PROBLEM REQUIREMENTS:
Reproduce the stretch of the court opinion from "In its answer" through "by the Government.", swapping "documentary evidence" out for "written proof".

EXCERPTED PASSAGE:
————

The Management of the National Port Authority, by and thru its Chairman of the Board or its Managing Director or the appropriate Legal Representative, also of the city of Monrovia, Liberia PETITIONER VERSUS His Honour James Jones, Judge, Debt Court, Montserrado County, Temple of Justice Monrovia, Liberia and the Intestate Estate of the late Chayee A. Doe, Sr., by and thru its Attorney -in-fat, Counsellor Marcus R. Jones, of the city of Monrovia, Liberia RESPONDENT

 

PETITION FOR THE WRIT OF PROHIBITION

 

HEARD: March 26, 2008 DECIDED: June 27, 2008

 

MADAM JUSTICE WOLOKOLIE DELIVERED THE OPINION OF THE COURT

 

The Administratrix of the Intestate Estate of the Late Chayee Z. Doe, Sr. file an action of debt, by and thru her attorney-in-fact, Counsellor Marcus R. Jones, to recover US$106,200.00 (one hundred six thousand, two hundred United States dollars) representing allowances and other benefits, in addition to salary arrears accrued from October 2003 to September 2004 in the amount of L$42,000 (forty-two thousand Liberian dollars) which was not paid him prior to his death. Respondent complained that all attempts to collect the arrears and benefit owed the intestate estate by the petitioner, NPA proved futile and so respondent was left with no alternative but to seek legal redress and pray the Honourable Debt Court to grant respondent summary judgment adjudging petitioner liable to pay the respondent’s estate the just (emphasis ours) amount claimed, with interest, and to rule cost against the petitioner.

 

In its answer to the complaint, the petitioner countered as follows:

 

1. That the respondent had not exhibited any documentary evidence, as a matter of notice, to establish that the late Chayee Z. Doe was employed by the Government.

————

PROVIDED DATA:

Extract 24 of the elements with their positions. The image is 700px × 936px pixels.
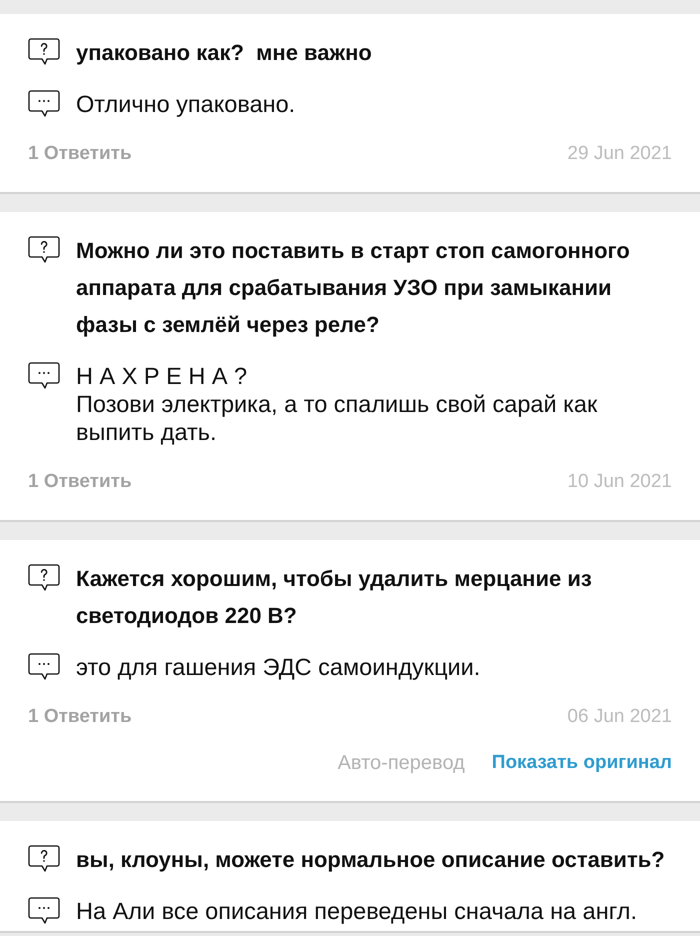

————

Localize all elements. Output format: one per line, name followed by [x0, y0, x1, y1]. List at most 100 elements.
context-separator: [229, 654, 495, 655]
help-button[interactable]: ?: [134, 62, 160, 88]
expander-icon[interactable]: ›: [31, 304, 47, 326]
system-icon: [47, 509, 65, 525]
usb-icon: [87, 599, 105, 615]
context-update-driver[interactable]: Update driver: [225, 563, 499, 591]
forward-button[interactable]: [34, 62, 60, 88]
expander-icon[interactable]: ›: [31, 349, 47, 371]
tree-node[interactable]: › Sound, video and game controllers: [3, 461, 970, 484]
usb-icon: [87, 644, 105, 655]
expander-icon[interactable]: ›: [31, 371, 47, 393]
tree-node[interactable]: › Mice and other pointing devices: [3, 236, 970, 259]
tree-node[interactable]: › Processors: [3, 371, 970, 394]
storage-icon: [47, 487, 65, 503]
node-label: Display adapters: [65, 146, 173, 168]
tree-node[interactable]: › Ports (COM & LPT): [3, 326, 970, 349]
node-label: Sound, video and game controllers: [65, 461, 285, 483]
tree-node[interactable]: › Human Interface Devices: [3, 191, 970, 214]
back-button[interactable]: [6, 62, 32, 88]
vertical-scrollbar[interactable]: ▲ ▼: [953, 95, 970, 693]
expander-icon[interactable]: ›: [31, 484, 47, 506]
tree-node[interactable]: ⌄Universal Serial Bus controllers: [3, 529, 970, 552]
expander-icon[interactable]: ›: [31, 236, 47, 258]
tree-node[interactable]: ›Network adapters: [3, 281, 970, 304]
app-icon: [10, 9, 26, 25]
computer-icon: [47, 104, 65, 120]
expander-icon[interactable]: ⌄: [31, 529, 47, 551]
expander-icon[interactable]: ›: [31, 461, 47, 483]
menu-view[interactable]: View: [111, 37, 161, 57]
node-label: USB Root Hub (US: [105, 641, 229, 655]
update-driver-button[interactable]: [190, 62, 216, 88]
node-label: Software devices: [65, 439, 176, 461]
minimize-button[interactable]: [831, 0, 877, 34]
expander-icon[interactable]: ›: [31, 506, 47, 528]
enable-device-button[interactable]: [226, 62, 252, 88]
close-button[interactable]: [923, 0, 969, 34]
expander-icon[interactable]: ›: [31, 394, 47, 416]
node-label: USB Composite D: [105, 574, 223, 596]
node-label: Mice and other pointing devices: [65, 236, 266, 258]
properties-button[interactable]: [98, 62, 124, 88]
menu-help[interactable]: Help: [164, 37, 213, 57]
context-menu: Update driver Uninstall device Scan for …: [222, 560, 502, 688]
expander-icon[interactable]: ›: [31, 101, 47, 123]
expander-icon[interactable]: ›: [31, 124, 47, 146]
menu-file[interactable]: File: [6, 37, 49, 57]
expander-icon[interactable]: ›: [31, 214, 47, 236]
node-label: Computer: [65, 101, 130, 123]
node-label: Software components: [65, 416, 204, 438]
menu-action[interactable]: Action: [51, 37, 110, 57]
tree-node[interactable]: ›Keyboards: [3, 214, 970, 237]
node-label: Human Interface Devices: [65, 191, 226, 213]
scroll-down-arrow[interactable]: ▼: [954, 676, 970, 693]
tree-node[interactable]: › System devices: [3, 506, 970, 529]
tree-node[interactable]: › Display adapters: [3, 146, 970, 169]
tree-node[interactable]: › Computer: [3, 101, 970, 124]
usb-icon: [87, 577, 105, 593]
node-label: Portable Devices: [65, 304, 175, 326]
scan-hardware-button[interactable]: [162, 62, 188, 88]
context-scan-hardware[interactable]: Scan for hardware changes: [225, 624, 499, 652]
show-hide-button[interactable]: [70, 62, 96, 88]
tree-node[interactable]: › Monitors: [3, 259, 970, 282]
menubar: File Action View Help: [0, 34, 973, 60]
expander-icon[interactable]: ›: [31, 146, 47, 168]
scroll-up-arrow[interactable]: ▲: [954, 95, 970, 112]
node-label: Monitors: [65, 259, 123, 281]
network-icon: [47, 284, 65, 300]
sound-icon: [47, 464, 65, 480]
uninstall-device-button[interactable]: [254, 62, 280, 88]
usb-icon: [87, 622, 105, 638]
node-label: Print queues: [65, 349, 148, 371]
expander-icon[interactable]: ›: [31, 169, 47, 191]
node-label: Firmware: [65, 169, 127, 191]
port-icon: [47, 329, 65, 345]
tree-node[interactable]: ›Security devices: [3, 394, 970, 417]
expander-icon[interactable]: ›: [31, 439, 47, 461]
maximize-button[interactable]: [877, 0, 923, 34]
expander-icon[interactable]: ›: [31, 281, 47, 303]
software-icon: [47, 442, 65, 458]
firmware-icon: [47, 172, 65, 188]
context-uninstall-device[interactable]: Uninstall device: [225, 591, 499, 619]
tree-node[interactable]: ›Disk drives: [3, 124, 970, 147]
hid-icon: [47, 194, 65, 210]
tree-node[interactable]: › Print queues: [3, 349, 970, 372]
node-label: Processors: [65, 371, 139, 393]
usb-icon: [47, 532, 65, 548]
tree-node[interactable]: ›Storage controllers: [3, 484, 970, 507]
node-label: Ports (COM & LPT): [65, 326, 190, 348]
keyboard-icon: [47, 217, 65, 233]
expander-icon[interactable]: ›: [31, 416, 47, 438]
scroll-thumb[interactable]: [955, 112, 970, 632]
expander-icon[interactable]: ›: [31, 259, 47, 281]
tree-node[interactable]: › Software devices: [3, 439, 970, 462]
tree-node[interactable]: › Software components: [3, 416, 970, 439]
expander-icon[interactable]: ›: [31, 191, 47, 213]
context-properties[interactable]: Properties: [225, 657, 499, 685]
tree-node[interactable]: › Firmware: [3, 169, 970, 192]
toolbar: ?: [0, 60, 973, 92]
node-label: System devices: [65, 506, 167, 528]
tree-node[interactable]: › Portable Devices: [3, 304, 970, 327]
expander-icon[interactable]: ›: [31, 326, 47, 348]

————

WRITTEN SOLUTION:
In its answer to the complaint, the petitioner countered as follows:

 

1. That the respondent had not exhibited any written proof, as a matter of notice, to establish that the late Chayee Z. Doe was employed by the Government.